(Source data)
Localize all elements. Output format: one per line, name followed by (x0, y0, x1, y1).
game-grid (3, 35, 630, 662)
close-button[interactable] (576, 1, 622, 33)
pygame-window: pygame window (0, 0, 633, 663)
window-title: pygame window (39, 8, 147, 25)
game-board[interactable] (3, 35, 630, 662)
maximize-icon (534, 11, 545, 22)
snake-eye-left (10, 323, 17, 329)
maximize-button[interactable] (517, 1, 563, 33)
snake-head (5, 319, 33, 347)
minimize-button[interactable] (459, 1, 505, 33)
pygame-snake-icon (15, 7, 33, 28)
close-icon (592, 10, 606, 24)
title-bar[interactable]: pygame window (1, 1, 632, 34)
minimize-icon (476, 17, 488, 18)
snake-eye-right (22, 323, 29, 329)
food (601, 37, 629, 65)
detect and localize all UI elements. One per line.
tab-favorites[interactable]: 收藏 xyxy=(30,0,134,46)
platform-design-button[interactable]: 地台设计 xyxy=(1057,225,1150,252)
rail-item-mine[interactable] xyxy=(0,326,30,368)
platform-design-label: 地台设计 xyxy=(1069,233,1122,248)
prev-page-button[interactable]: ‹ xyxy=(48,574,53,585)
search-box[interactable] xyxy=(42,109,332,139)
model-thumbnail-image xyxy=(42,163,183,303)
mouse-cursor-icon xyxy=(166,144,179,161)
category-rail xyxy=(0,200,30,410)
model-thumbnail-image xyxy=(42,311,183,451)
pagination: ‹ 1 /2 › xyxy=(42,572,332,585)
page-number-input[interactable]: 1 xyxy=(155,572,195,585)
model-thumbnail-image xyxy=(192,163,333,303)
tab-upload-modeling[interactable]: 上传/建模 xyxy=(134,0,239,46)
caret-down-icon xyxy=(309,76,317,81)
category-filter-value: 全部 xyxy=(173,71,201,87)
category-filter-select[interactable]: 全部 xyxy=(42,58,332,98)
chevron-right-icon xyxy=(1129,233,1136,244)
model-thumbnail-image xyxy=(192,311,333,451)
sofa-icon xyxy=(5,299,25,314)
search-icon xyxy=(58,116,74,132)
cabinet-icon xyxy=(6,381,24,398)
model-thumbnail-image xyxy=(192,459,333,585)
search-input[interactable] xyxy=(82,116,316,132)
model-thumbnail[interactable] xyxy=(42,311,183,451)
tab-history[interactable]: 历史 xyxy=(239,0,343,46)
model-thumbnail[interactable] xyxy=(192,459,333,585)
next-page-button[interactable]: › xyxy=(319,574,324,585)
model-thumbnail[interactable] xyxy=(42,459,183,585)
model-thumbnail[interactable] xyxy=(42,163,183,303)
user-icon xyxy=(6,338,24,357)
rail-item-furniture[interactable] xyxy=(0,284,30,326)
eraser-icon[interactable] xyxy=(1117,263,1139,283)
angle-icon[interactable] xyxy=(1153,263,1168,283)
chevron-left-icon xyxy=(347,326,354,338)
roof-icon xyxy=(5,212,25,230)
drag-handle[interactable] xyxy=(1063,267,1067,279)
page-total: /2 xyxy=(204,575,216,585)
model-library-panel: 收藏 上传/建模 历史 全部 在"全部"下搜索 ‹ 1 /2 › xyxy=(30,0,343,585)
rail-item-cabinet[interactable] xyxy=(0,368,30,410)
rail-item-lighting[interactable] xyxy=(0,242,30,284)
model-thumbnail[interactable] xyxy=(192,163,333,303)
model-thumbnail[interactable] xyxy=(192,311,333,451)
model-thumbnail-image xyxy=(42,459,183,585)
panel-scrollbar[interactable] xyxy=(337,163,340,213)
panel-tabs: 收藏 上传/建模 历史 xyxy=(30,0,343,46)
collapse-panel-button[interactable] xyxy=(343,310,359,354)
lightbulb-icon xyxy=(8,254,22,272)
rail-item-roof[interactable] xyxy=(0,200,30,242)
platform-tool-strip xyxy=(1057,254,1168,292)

**Given exercise**
Copy out the data word for word, beginning at the very first line and continuing through the line containing "tab-favorites[interactable]: 收藏 xyxy=(30,0,134,46)", with that line included.

**Solution for this task**
Localize all elements. Output format: one per line, name followed by (x0, y0, x1, y1).
game-grid (3, 35, 630, 662)
close-button[interactable] (576, 1, 622, 33)
pygame-window: pygame window (0, 0, 633, 663)
window-title: pygame window (39, 8, 147, 25)
game-board[interactable] (3, 35, 630, 662)
maximize-icon (534, 11, 545, 22)
snake-eye-left (10, 323, 17, 329)
maximize-button[interactable] (517, 1, 563, 33)
snake-head (5, 319, 33, 347)
minimize-button[interactable] (459, 1, 505, 33)
pygame-snake-icon (15, 7, 33, 28)
close-icon (592, 10, 606, 24)
title-bar[interactable]: pygame window (1, 1, 632, 34)
minimize-icon (476, 17, 488, 18)
snake-eye-right (22, 323, 29, 329)
food (601, 37, 629, 65)
detect and localize all UI elements. One per line.
tab-favorites[interactable]: 收藏 xyxy=(30,0,134,46)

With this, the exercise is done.